To do:
Find each line holding the word "label" and give the total alone.

+++

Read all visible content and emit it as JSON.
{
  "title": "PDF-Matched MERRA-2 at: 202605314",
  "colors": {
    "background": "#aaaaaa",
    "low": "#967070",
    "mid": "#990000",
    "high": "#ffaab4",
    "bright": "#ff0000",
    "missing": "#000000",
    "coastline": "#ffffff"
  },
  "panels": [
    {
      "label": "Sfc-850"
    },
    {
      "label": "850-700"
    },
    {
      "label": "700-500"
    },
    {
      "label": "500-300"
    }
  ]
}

+++

Task result:
4